**EXERCISE DESCRIPTION:** Omitting all pictures, print the lines of the listing from the one containing "What's the underlying" through the final line, both ends included, with no other text.

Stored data
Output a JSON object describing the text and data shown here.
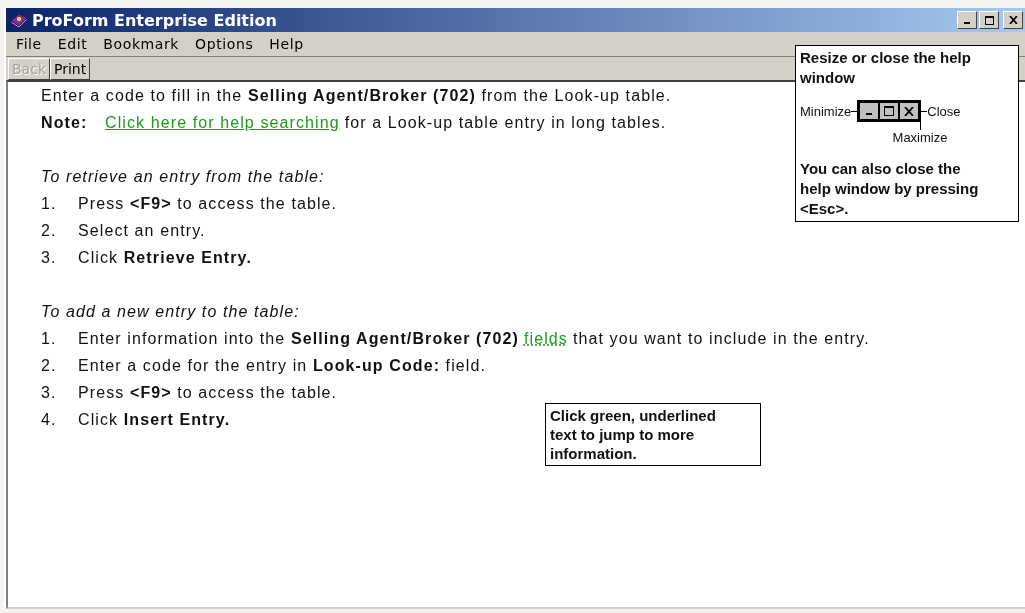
{
  "window": {
    "title": "ProForm Enterprise Edition"
  },
  "menu": [
    {
      "label": "File"
    },
    {
      "label": "Edit"
    },
    {
      "label": "Bookmark"
    },
    {
      "label": "Options"
    },
    {
      "label": "Help"
    }
  ],
  "toolbar": [
    {
      "label": "Back",
      "disabled": true
    },
    {
      "label": "Print",
      "disabled": false
    }
  ],
  "intro": "Enter a code to fill in the **Selling Agent/Broker (702)** from the Look-up table.",
  "note": {
    "label": "Note:",
    "link": "Click here for help searching",
    "text": "for a Look-up table entry in long tables."
  },
  "sections": [
    {
      "heading": "To retrieve an entry from the table:",
      "steps": [
        {
          "number": "1.",
          "parts": [
            {
              "kind": "text",
              "text": "Press **<F9>** to access the table."
            }
          ]
        },
        {
          "number": "2.",
          "parts": [
            {
              "kind": "text",
              "text": "Select an entry."
            }
          ]
        },
        {
          "number": "3.",
          "parts": [
            {
              "kind": "text",
              "text": "Click **Retrieve Entry.**"
            }
          ]
        }
      ]
    },
    {
      "heading": "To add a new entry to the table:",
      "steps": [
        {
          "number": "1.",
          "parts": [
            {
              "kind": "text",
              "text": "Enter information into the **Selling Agent/Broker (702)**"
            },
            {
              "kind": "link",
              "text": "fields"
            },
            {
              "kind": "text",
              "text": "that you want to include in the entry."
            }
          ]
        },
        {
          "number": "2.",
          "parts": [
            {
              "kind": "text",
              "text": "Enter a code for the entry in **Look-up Code:** field."
            }
          ]
        },
        {
          "number": "3.",
          "parts": [
            {
              "kind": "text",
              "text": "Press **<F9>** to access the table."
            }
          ]
        },
        {
          "number": "4.",
          "parts": [
            {
              "kind": "text",
              "text": "Click **Insert Entry.**"
            }
          ]
        }
      ]
    }
  ],
  "callouts": [
    {
      "kind": "controls",
      "title": "Resize or close the help window",
      "minimize": "Minimize",
      "maximize": "Maximize",
      "close": "Close",
      "text": "You can also close the help window by pressing <Esc>."
    },
    {
      "kind": "links",
      "text": "Click green, underlined text to jump to more information."
    }
  ]
}
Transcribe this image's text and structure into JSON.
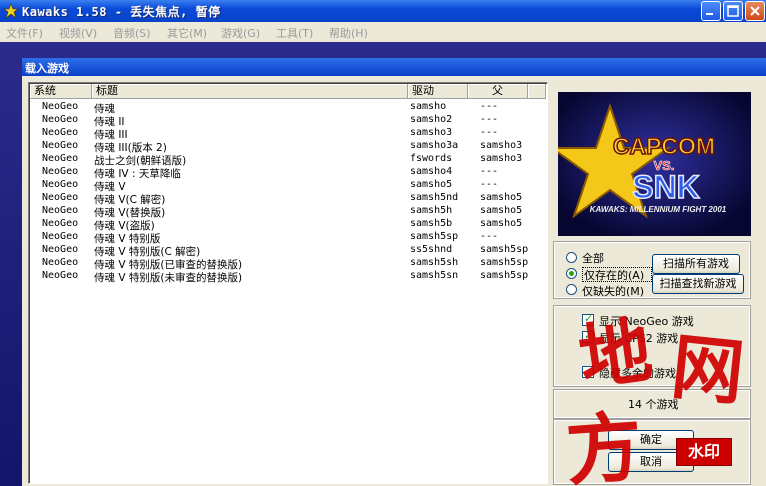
{
  "window": {
    "title": "Kawaks 1.58 - 丢失焦点, 暂停"
  },
  "menu": [
    "文件(F)",
    "视频(V)",
    "音频(S)",
    "其它(M)",
    "游戏(G)",
    "工具(T)",
    "帮助(H)"
  ],
  "dialog": {
    "title": "载入游戏"
  },
  "list": {
    "columns": [
      "系统",
      "标题",
      "驱动",
      "父"
    ],
    "rows": [
      {
        "system": "NeoGeo",
        "title": "侍魂",
        "driver": "samsho",
        "parent": "---"
      },
      {
        "system": "NeoGeo",
        "title": "侍魂 II",
        "driver": "samsho2",
        "parent": "---"
      },
      {
        "system": "NeoGeo",
        "title": "侍魂 III",
        "driver": "samsho3",
        "parent": "---"
      },
      {
        "system": "NeoGeo",
        "title": "侍魂 III(版本 2)",
        "driver": "samsho3a",
        "parent": "samsho3"
      },
      {
        "system": "NeoGeo",
        "title": "战士之剑(朝鲜语版)",
        "driver": "fswords",
        "parent": "samsho3"
      },
      {
        "system": "NeoGeo",
        "title": "侍魂 IV : 天草降临",
        "driver": "samsho4",
        "parent": "---"
      },
      {
        "system": "NeoGeo",
        "title": "侍魂 V",
        "driver": "samsho5",
        "parent": "---"
      },
      {
        "system": "NeoGeo",
        "title": "侍魂 V(C 解密)",
        "driver": "samsh5nd",
        "parent": "samsho5"
      },
      {
        "system": "NeoGeo",
        "title": "侍魂 V(替换版)",
        "driver": "samsh5h",
        "parent": "samsho5"
      },
      {
        "system": "NeoGeo",
        "title": "侍魂 V(盗版)",
        "driver": "samsh5b",
        "parent": "samsho5"
      },
      {
        "system": "NeoGeo",
        "title": "侍魂 V 特别版",
        "driver": "samsh5sp",
        "parent": "---"
      },
      {
        "system": "NeoGeo",
        "title": "侍魂 V 特别版(C 解密)",
        "driver": "ss5shnd",
        "parent": "samsh5sp"
      },
      {
        "system": "NeoGeo",
        "title": "侍魂 V 特别版(已审查的替换版)",
        "driver": "samsh5sh",
        "parent": "samsh5sp"
      },
      {
        "system": "NeoGeo",
        "title": "侍魂 V 特别版(未审查的替换版)",
        "driver": "samsh5sn",
        "parent": "samsh5sp"
      }
    ]
  },
  "preview": {
    "logo_top": "CAPCOM",
    "logo_vs": "VS.",
    "logo_bottom": "SNK",
    "tagline": "KAWAKS: MILLENNIUM FIGHT 2001"
  },
  "filter": {
    "options": [
      "全部",
      "仅存在的(A)",
      "仅缺失的(M)"
    ],
    "selected_index": 1,
    "scan_all_label": "扫描所有游戏",
    "scan_new_label": "扫描查找新游戏"
  },
  "display_options": {
    "show_neogeo": "显示 NeoGeo 游戏",
    "show_cps2": "显示 CPS2 游戏",
    "hide_extra": "隐藏多余的游戏"
  },
  "count_text": "14 个游戏",
  "actions": {
    "ok_label": "确定",
    "cancel_label": "取消"
  },
  "watermark": {
    "text": "地方网",
    "stamp": "水印"
  },
  "colors": {
    "titlebar_blue": "#0a4ad8",
    "dialog_bg": "#ece9d8",
    "watermark_red": "#d00000"
  }
}
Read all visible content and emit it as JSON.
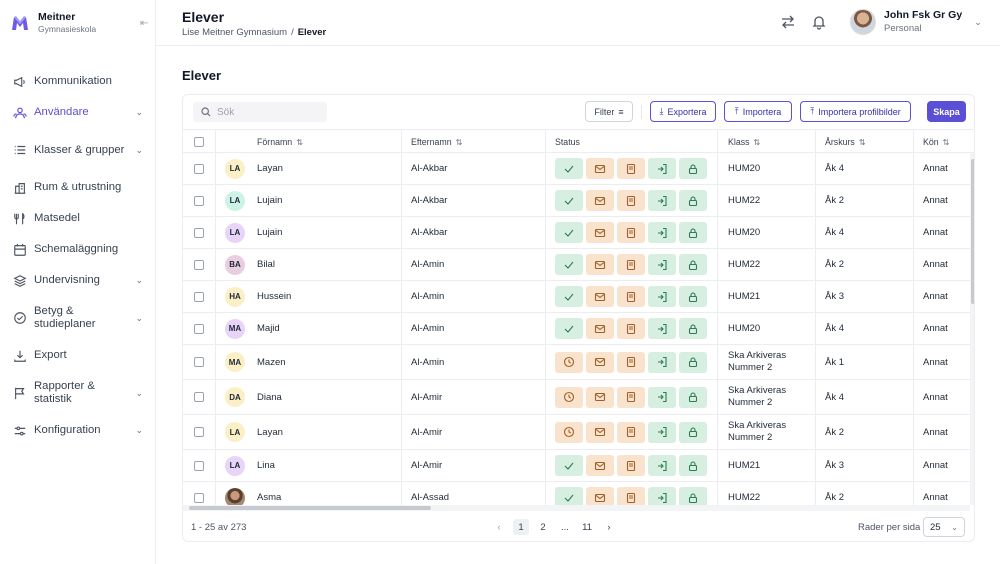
{
  "brand": {
    "name": "Meitner",
    "subtitle": "Gymnasieskola"
  },
  "nav": [
    {
      "label": "Kommunikation",
      "icon": "megaphone-icon",
      "chevron": false,
      "active": false
    },
    {
      "label": "Användare",
      "icon": "users-icon",
      "chevron": true,
      "active": true
    },
    {
      "label": "Klasser & grupper",
      "icon": "list-icon",
      "chevron": true,
      "active": false
    },
    {
      "label": "Rum & utrustning",
      "icon": "building-icon",
      "chevron": false,
      "active": false
    },
    {
      "label": "Matsedel",
      "icon": "utensils-icon",
      "chevron": false,
      "active": false
    },
    {
      "label": "Schemaläggning",
      "icon": "calendar-icon",
      "chevron": false,
      "active": false
    },
    {
      "label": "Undervisning",
      "icon": "layers-icon",
      "chevron": true,
      "active": false
    },
    {
      "label": "Betyg & studieplaner",
      "icon": "check-circle-icon",
      "chevron": true,
      "active": false
    },
    {
      "label": "Export",
      "icon": "download-icon",
      "chevron": false,
      "active": false
    },
    {
      "label": "Rapporter & statistik",
      "icon": "flag-icon",
      "chevron": true,
      "active": false
    },
    {
      "label": "Konfiguration",
      "icon": "sliders-icon",
      "chevron": true,
      "active": false
    }
  ],
  "header": {
    "title": "Elever",
    "breadcrumb": {
      "parent": "Lise Meitner Gymnasium",
      "separator": "/",
      "current": "Elever"
    },
    "user": {
      "name": "John Fsk Gr Gy",
      "role": "Personal"
    }
  },
  "main": {
    "title": "Elever",
    "search_placeholder": "Sök",
    "filter_label": "Filter",
    "export_label": "Exportera",
    "import_label": "Importera",
    "import_photos_label": "Importera profilbilder",
    "create_label": "Skapa"
  },
  "table": {
    "headers": {
      "firstname": "Förnamn",
      "lastname": "Efternamn",
      "status": "Status",
      "klass": "Klass",
      "arskurs": "Årskurs",
      "kon": "Kön"
    },
    "rows": [
      {
        "initials": "LA",
        "avatar_color": "#fbefc6",
        "first": "Layan",
        "last": "Al-Akbar",
        "state": "check",
        "klass": "HUM20",
        "arskurs": "Åk 4",
        "kon": "Annat"
      },
      {
        "initials": "LA",
        "avatar_color": "#cdf3e6",
        "first": "Lujain",
        "last": "Al-Akbar",
        "state": "check",
        "klass": "HUM22",
        "arskurs": "Åk 2",
        "kon": "Annat"
      },
      {
        "initials": "LA",
        "avatar_color": "#e7d4f7",
        "first": "Lujain",
        "last": "Al-Akbar",
        "state": "check",
        "klass": "HUM20",
        "arskurs": "Åk 4",
        "kon": "Annat"
      },
      {
        "initials": "BA",
        "avatar_color": "#e9cde1",
        "first": "Bilal",
        "last": "Al-Amin",
        "state": "check",
        "klass": "HUM22",
        "arskurs": "Åk 2",
        "kon": "Annat"
      },
      {
        "initials": "HA",
        "avatar_color": "#fbefc6",
        "first": "Hussein",
        "last": "Al-Amin",
        "state": "check",
        "klass": "HUM21",
        "arskurs": "Åk 3",
        "kon": "Annat"
      },
      {
        "initials": "MA",
        "avatar_color": "#e7d4f7",
        "first": "Majid",
        "last": "Al-Amin",
        "state": "check",
        "klass": "HUM20",
        "arskurs": "Åk 4",
        "kon": "Annat"
      },
      {
        "initials": "MA",
        "avatar_color": "#fbefc6",
        "first": "Mazen",
        "last": "Al-Amin",
        "state": "clock",
        "klass": "Ska Arkiveras Nummer 2",
        "arskurs": "Åk 1",
        "kon": "Annat"
      },
      {
        "initials": "DA",
        "avatar_color": "#fbefc6",
        "first": "Diana",
        "last": "Al-Amir",
        "state": "clock",
        "klass": "Ska Arkiveras Nummer 2",
        "arskurs": "Åk 4",
        "kon": "Annat"
      },
      {
        "initials": "LA",
        "avatar_color": "#fbefc6",
        "first": "Layan",
        "last": "Al-Amir",
        "state": "clock",
        "klass": "Ska Arkiveras Nummer 2",
        "arskurs": "Åk 2",
        "kon": "Annat"
      },
      {
        "initials": "LA",
        "avatar_color": "#e7d4f7",
        "first": "Lina",
        "last": "Al-Amir",
        "state": "check",
        "klass": "HUM21",
        "arskurs": "Åk 3",
        "kon": "Annat"
      },
      {
        "initials": "",
        "avatar_color": "#8a6a55",
        "photo": true,
        "first": "Asma",
        "last": "Al-Assad",
        "state": "check",
        "klass": "HUM22",
        "arskurs": "Åk 2",
        "kon": "Annat"
      }
    ]
  },
  "footer": {
    "range": "1 - 25 av 273",
    "pages": [
      "1",
      "2",
      "...",
      "11"
    ],
    "current_page": "1",
    "rows_per_page_label": "Rader per sida",
    "rows_per_page_value": "25"
  },
  "colors": {
    "accent": "#5b4fd6",
    "status_green": "#d7efe1",
    "status_orange": "#f9e3cc"
  }
}
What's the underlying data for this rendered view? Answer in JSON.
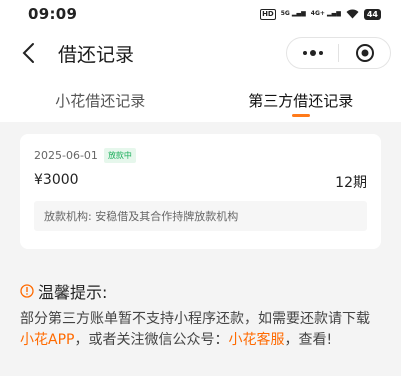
{
  "status_bar": {
    "time": "09:09",
    "hd_label": "HD",
    "net1": "5G",
    "net2": "4G+",
    "battery": "44"
  },
  "nav": {
    "title": "借还记录"
  },
  "tabs": [
    {
      "label": "小花借还记录",
      "active": false
    },
    {
      "label": "第三方借还记录",
      "active": true
    }
  ],
  "record": {
    "date": "2025-06-01",
    "status": "放款中",
    "amount": "¥3000",
    "term": "12期",
    "institution_label": "放款机构:",
    "institution": "安稳借及其合作持牌放款机构"
  },
  "tip": {
    "icon": "warning-circle-icon",
    "title": "温馨提示:",
    "text_1": "部分第三方账单暂不支持小程序还款，如需要还款请下载",
    "link_1": "小花APP",
    "text_2": "，或者关注微信公众号：",
    "link_2": "小花客服",
    "text_3": "，查看!"
  },
  "colors": {
    "accent": "#ff6a00",
    "status_green": "#1aad5a",
    "page_bg": "#f4f4f4"
  }
}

**CORRECT RESULT:**
What's the underlying data for this rendered view? Answer in JSON.
{
  "status_bar": {
    "time": "09:09",
    "hd_label": "HD",
    "net1": "5G",
    "net2": "4G+",
    "battery": "44"
  },
  "nav": {
    "title": "借还记录"
  },
  "tabs": [
    {
      "label": "小花借还记录",
      "active": false
    },
    {
      "label": "第三方借还记录",
      "active": true
    }
  ],
  "record": {
    "date": "2025-06-01",
    "status": "放款中",
    "amount": "¥3000",
    "term": "12期",
    "institution_label": "放款机构:",
    "institution": "安稳借及其合作持牌放款机构"
  },
  "tip": {
    "icon": "warning-circle-icon",
    "title": "温馨提示:",
    "text_1": "部分第三方账单暂不支持小程序还款，如需要还款请下载",
    "link_1": "小花APP",
    "text_2": "，或者关注微信公众号：",
    "link_2": "小花客服",
    "text_3": "，查看!"
  },
  "colors": {
    "accent": "#ff6a00",
    "status_green": "#1aad5a",
    "page_bg": "#f4f4f4"
  }
}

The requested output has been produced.